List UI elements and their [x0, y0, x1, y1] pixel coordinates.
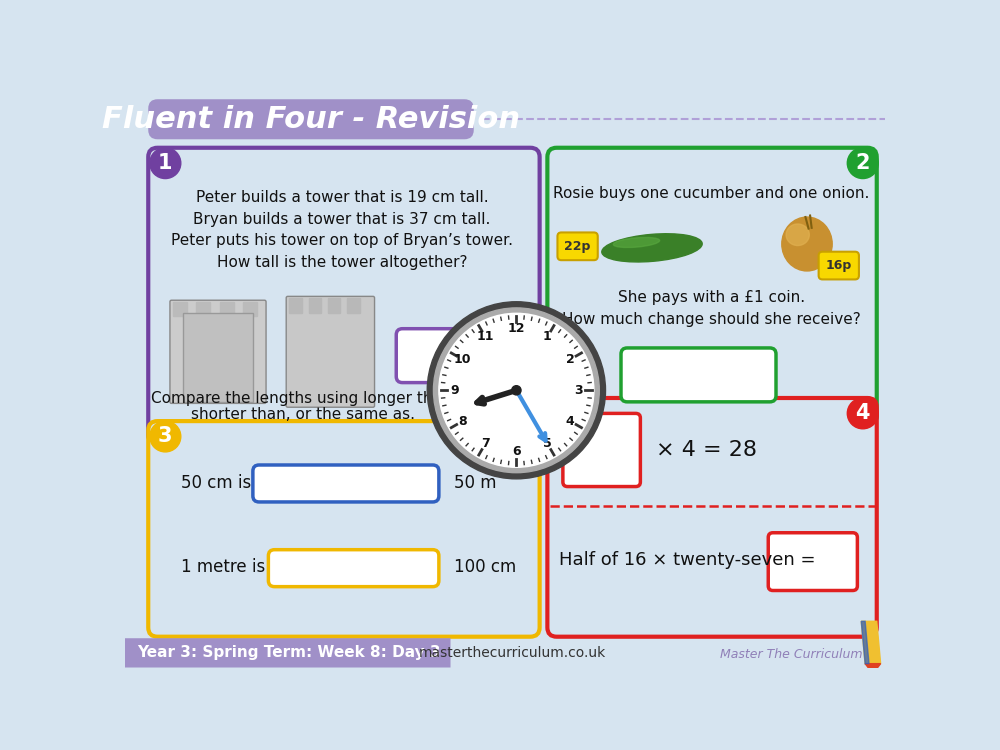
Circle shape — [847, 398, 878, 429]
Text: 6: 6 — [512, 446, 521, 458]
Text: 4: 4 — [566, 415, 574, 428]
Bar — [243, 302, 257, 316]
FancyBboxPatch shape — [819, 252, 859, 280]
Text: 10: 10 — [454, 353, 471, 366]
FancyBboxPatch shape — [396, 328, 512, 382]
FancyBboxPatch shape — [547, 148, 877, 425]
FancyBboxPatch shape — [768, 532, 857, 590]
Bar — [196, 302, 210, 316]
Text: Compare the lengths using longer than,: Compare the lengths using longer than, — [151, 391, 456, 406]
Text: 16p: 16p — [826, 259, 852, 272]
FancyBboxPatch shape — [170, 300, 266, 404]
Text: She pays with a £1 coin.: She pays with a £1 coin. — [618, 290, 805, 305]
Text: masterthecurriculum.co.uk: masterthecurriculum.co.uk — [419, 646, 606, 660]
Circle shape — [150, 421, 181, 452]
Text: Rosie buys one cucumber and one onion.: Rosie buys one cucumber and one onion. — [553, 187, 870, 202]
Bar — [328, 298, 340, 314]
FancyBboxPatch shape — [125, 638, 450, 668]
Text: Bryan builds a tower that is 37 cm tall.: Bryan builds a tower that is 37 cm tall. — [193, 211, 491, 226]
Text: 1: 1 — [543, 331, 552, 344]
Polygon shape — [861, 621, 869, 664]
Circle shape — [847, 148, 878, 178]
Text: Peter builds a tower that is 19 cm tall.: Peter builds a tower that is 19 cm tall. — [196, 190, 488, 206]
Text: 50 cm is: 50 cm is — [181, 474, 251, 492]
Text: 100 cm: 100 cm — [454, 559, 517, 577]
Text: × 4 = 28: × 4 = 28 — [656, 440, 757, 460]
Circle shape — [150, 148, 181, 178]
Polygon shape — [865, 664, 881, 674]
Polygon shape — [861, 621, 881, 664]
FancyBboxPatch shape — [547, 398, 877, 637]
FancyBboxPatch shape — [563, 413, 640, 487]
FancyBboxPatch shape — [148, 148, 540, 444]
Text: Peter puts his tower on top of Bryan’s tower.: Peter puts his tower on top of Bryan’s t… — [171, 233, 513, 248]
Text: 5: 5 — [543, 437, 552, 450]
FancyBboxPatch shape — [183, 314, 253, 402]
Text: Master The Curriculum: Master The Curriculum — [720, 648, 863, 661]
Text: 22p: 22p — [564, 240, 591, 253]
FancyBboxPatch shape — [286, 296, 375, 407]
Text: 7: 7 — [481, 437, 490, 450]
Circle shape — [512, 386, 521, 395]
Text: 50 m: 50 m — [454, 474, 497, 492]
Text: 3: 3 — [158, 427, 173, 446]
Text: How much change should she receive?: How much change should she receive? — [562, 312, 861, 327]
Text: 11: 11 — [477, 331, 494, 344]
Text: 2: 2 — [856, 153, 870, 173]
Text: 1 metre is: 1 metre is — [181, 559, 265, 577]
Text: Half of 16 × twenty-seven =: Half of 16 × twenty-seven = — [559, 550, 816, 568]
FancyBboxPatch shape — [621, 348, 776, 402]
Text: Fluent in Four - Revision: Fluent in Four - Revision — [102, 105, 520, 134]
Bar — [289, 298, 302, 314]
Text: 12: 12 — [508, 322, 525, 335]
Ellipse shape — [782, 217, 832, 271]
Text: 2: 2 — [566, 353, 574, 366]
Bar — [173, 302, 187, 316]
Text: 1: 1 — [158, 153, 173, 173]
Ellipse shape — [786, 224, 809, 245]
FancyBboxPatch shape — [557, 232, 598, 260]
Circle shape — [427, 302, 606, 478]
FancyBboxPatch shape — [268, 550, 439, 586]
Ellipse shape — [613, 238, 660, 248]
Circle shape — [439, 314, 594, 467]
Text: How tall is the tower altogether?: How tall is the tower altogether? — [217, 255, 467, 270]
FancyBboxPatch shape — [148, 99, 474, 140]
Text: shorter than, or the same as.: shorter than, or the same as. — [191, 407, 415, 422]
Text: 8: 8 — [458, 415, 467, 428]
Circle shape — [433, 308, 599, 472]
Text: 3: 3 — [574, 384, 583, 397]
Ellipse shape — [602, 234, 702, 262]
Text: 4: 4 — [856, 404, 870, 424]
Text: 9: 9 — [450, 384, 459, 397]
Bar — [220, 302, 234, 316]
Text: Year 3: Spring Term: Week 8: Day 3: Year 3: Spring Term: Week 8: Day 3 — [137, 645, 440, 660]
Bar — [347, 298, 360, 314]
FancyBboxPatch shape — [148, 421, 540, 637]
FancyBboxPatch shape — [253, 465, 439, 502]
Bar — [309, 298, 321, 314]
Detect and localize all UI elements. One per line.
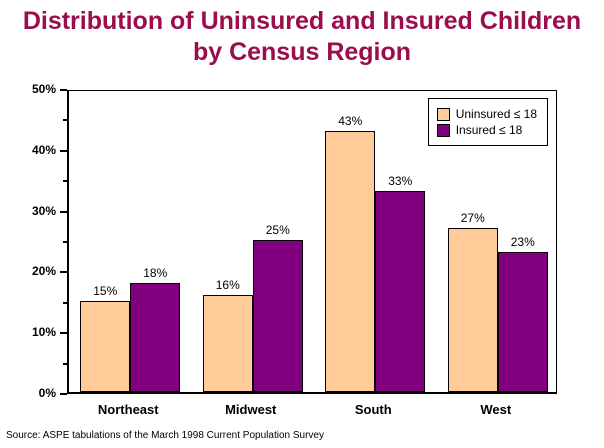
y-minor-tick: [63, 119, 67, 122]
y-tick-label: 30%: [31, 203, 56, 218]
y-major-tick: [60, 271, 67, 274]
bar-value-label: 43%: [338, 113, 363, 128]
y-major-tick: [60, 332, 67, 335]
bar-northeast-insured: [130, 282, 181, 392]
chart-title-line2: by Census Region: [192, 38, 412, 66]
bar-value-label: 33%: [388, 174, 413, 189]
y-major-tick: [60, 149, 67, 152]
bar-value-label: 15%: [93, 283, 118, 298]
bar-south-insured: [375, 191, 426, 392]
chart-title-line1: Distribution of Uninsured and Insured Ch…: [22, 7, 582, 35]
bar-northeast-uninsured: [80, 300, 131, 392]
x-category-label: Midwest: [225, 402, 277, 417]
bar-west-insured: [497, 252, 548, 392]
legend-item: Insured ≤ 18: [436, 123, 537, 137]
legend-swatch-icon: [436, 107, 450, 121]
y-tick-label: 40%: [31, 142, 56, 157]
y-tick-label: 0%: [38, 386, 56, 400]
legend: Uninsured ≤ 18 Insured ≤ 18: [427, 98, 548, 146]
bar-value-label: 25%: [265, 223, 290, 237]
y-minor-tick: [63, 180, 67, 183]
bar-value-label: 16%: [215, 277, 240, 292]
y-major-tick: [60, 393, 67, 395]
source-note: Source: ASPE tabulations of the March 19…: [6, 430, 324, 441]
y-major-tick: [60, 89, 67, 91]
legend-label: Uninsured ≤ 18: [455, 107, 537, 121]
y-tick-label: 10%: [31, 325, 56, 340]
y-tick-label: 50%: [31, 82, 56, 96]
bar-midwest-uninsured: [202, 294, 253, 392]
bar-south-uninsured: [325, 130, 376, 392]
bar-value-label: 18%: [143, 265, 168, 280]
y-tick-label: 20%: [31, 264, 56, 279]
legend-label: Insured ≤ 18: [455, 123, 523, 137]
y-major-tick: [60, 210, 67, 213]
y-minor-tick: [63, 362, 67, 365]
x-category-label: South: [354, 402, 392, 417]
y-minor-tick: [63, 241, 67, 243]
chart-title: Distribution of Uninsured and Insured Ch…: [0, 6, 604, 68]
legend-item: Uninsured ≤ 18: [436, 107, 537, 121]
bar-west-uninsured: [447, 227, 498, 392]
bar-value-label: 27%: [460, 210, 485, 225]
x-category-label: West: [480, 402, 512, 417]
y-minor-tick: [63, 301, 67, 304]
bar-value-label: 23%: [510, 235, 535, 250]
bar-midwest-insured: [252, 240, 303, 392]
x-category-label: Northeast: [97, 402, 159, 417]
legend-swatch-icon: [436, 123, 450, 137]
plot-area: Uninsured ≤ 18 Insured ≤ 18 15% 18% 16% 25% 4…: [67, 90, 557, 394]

= = = = = = =

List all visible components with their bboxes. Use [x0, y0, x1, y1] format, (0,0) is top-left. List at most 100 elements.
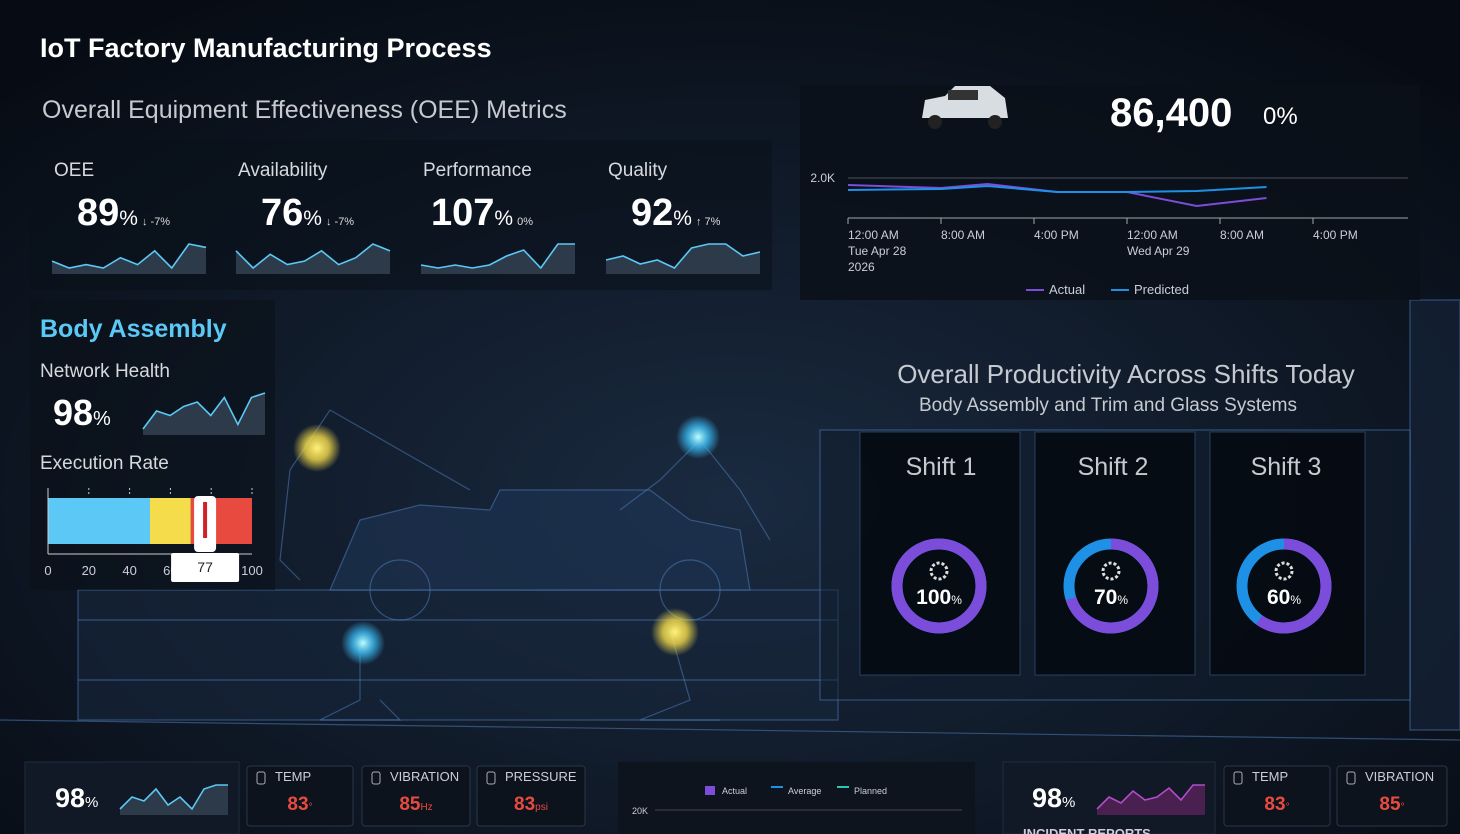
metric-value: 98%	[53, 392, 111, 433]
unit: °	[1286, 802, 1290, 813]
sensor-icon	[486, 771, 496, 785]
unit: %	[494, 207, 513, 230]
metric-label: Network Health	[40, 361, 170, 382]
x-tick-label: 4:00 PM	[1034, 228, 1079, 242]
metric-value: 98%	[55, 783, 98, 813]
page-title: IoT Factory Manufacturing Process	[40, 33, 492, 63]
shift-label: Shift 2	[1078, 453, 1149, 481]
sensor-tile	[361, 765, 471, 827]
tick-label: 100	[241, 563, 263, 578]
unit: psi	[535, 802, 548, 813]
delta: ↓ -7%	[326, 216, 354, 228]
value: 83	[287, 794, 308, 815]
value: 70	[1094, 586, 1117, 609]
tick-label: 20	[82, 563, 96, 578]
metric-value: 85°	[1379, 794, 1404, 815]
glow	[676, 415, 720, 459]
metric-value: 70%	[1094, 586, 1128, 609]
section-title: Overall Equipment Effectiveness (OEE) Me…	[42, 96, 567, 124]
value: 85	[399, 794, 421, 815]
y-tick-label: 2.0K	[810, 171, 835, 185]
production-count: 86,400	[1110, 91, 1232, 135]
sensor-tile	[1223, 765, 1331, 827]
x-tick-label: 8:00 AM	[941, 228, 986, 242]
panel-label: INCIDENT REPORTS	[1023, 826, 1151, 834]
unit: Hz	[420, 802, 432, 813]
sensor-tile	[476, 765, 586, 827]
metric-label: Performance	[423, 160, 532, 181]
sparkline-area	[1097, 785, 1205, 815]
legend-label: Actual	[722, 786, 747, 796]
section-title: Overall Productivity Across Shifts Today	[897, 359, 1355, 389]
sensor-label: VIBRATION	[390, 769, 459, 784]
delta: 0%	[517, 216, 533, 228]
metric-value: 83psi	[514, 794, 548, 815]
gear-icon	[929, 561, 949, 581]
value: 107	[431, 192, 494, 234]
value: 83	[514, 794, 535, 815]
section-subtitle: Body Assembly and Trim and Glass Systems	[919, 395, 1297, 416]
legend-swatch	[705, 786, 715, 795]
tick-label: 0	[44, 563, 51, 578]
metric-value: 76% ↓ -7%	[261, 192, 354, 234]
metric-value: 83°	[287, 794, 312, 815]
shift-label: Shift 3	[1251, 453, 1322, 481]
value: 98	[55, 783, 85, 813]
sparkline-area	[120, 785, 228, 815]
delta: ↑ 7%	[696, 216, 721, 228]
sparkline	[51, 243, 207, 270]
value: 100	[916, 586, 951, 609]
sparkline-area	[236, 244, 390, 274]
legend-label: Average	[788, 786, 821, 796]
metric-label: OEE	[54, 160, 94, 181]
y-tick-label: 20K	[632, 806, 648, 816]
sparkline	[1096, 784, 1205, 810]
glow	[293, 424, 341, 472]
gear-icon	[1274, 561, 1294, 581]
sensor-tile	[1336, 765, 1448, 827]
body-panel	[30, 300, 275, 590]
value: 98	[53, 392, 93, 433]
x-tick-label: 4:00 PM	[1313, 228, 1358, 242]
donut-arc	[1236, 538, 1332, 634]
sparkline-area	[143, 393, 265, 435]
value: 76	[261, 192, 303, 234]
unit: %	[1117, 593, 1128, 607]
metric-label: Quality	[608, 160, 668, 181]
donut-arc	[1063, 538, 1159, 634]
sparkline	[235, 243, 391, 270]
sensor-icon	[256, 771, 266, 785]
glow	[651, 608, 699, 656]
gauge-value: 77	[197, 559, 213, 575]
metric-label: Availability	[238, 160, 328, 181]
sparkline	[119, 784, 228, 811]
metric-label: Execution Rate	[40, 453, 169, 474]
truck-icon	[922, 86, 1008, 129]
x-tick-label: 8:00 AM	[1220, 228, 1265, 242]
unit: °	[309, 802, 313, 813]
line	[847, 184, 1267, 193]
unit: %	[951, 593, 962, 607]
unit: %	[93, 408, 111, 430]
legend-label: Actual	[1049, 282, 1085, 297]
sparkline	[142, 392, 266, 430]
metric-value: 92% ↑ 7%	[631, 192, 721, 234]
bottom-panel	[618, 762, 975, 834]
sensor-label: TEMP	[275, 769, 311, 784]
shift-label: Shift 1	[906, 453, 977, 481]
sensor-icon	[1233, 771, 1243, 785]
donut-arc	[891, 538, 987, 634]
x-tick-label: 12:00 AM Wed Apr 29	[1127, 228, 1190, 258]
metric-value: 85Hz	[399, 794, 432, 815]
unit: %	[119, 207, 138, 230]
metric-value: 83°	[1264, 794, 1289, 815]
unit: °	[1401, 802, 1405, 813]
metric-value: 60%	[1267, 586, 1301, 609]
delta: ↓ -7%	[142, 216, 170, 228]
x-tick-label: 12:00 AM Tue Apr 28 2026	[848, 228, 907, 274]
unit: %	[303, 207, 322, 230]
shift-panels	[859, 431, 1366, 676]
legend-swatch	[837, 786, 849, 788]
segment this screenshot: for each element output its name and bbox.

= = = = = = =

To be done:
Can you reproduce, character for character, the lines from the line containing "392, 111, 433]" through the line containing "784, 1205, 810]", both included, and nothing else?

Result for this exercise:
metric-value: 98%	[53, 392, 111, 433]
unit: °	[1286, 802, 1290, 813]
sensor-icon	[486, 771, 496, 785]
unit: %	[494, 207, 513, 230]
metric-label: Network Health	[40, 361, 170, 382]
x-tick-label: 4:00 PM	[1034, 228, 1079, 242]
metric-value: 98%	[55, 783, 98, 813]
page-title: IoT Factory Manufacturing Process	[40, 33, 492, 63]
shift-label: Shift 2	[1078, 453, 1149, 481]
sensor-tile	[361, 765, 471, 827]
tick-label: 100	[241, 563, 263, 578]
unit: psi	[535, 802, 548, 813]
delta: ↓ -7%	[326, 216, 354, 228]
value: 83	[287, 794, 308, 815]
value: 70	[1094, 586, 1117, 609]
tick-label: 20	[82, 563, 96, 578]
metric-value: 85°	[1379, 794, 1404, 815]
glow	[676, 415, 720, 459]
metric-value: 70%	[1094, 586, 1128, 609]
section-title: Overall Equipment Effectiveness (OEE) Me…	[42, 96, 567, 124]
value: 85	[399, 794, 421, 815]
y-tick-label: 2.0K	[810, 171, 835, 185]
production-count: 86,400	[1110, 91, 1232, 135]
sensor-tile	[1223, 765, 1331, 827]
x-tick-label: 8:00 AM	[941, 228, 986, 242]
panel-label: INCIDENT REPORTS	[1023, 826, 1151, 834]
unit: Hz	[420, 802, 432, 813]
sensor-tile	[476, 765, 586, 827]
metric-label: Performance	[423, 160, 532, 181]
sparkline-area	[1097, 785, 1205, 815]
legend-label: Actual	[722, 786, 747, 796]
section-title: Overall Productivity Across Shifts Today	[897, 359, 1355, 389]
sensor-label: VIBRATION	[390, 769, 459, 784]
delta: 0%	[517, 216, 533, 228]
metric-value: 83psi	[514, 794, 548, 815]
gear-icon	[929, 561, 949, 581]
value: 107	[431, 192, 494, 234]
value: 83	[514, 794, 535, 815]
section-subtitle: Body Assembly and Trim and Glass Systems	[919, 395, 1297, 416]
legend-swatch	[705, 786, 715, 795]
tick-label: 0	[44, 563, 51, 578]
metric-value: 76% ↓ -7%	[261, 192, 354, 234]
metric-value: 83°	[287, 794, 312, 815]
shift-label: Shift 3	[1251, 453, 1322, 481]
value: 98	[55, 783, 85, 813]
sparkline-area	[120, 785, 228, 815]
delta: ↑ 7%	[696, 216, 721, 228]
sparkline	[51, 243, 207, 270]
value: 100	[916, 586, 951, 609]
sparkline-area	[236, 244, 390, 274]
legend-label: Average	[788, 786, 821, 796]
metric-label: OEE	[54, 160, 94, 181]
y-tick-label: 20K	[632, 806, 648, 816]
sparkline	[1096, 784, 1205, 810]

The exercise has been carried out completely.